Records that describe figures
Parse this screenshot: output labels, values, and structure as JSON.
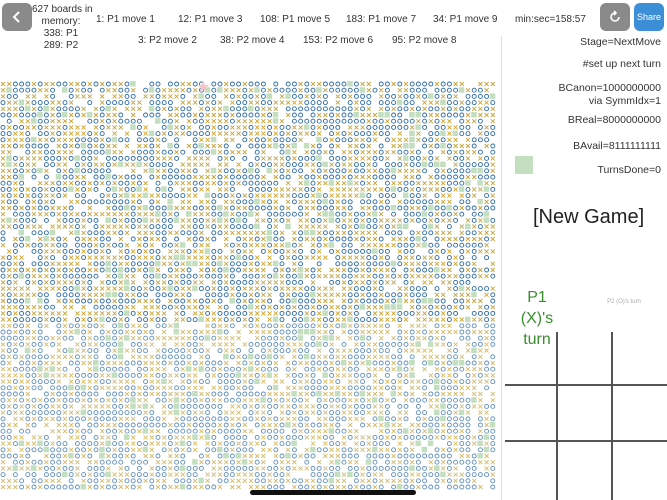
{
  "header": {
    "back_icon": "chevron-left-icon",
    "refresh_icon": "refresh-icon",
    "share_label": "Share",
    "boards_info": [
      "627 boards in",
      "memory:",
      "338: P1",
      "289: P2"
    ],
    "moves_row1": [
      "1: P1 move 1",
      "12: P1 move 3",
      "108: P1 move 5",
      "183: P1 move 7",
      "34: P1 move 9"
    ],
    "moves_row2": [
      "3: P2 move 2",
      "38: P2 move 4",
      "153: P2 move 6",
      "95: P2 move 8"
    ],
    "timer": "min:sec=158:57"
  },
  "side": {
    "stage": "Stage=NextMove",
    "setup": "#set up next turn",
    "bcanon": "BCanon=1000000000",
    "symm": "via SymmIdx=1",
    "breal": "BReal=8000000000",
    "bavail": "BAvail=8111111111",
    "turns_done": "TurnsDone=0",
    "new_game": "[New Game]",
    "p1_turn": "P1 (X)'s turn",
    "p2_turn": "P2 (O)'s turn"
  },
  "colors": {
    "x_color": "#c9a33a",
    "o_color": "#2c6aa8",
    "green_cell": "#c4dfc0",
    "p1_text": "#3a8e2f",
    "share_bg": "#3c8fd6"
  }
}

What you will do » Quote the material in full and exactly; do not carry over its pictures.

Completed task »
Parse this screenshot: output labels, values, and structure as JSON.
{
  "header": {
    "back_icon": "chevron-left-icon",
    "refresh_icon": "refresh-icon",
    "share_label": "Share",
    "boards_info": [
      "627 boards in",
      "memory:",
      "338: P1",
      "289: P2"
    ],
    "moves_row1": [
      "1: P1 move 1",
      "12: P1 move 3",
      "108: P1 move 5",
      "183: P1 move 7",
      "34: P1 move 9"
    ],
    "moves_row2": [
      "3: P2 move 2",
      "38: P2 move 4",
      "153: P2 move 6",
      "95: P2 move 8"
    ],
    "timer": "min:sec=158:57"
  },
  "side": {
    "stage": "Stage=NextMove",
    "setup": "#set up next turn",
    "bcanon": "BCanon=1000000000",
    "symm": "via SymmIdx=1",
    "breal": "BReal=8000000000",
    "bavail": "BAvail=8111111111",
    "turns_done": "TurnsDone=0",
    "new_game": "[New Game]",
    "p1_turn": "P1 (X)'s turn",
    "p2_turn": "P2 (O)'s turn"
  },
  "colors": {
    "x_color": "#c9a33a",
    "o_color": "#2c6aa8",
    "green_cell": "#c4dfc0",
    "p1_text": "#3a8e2f",
    "share_bg": "#3c8fd6"
  }
}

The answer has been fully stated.